**THE EXERCISE**
Output every line below exactly.

▼

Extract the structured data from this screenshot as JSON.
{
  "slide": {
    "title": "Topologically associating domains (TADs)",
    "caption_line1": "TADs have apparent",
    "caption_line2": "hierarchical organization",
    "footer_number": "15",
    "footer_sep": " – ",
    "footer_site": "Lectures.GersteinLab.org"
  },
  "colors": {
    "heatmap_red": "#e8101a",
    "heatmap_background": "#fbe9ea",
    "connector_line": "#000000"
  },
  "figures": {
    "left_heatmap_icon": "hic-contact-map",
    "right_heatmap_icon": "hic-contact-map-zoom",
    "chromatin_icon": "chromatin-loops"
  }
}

▲

**REPLY**
Extract the structured data from this screenshot as JSON.
{
  "slide": {
    "title": "Topologically associating domains (TADs)",
    "caption_line1": "TADs have apparent",
    "caption_line2": "hierarchical organization",
    "footer_number": "15",
    "footer_sep": " – ",
    "footer_site": "Lectures.GersteinLab.org"
  },
  "colors": {
    "heatmap_red": "#e8101a",
    "heatmap_background": "#fbe9ea",
    "connector_line": "#000000"
  },
  "figures": {
    "left_heatmap_icon": "hic-contact-map",
    "right_heatmap_icon": "hic-contact-map-zoom",
    "chromatin_icon": "chromatin-loops"
  }
}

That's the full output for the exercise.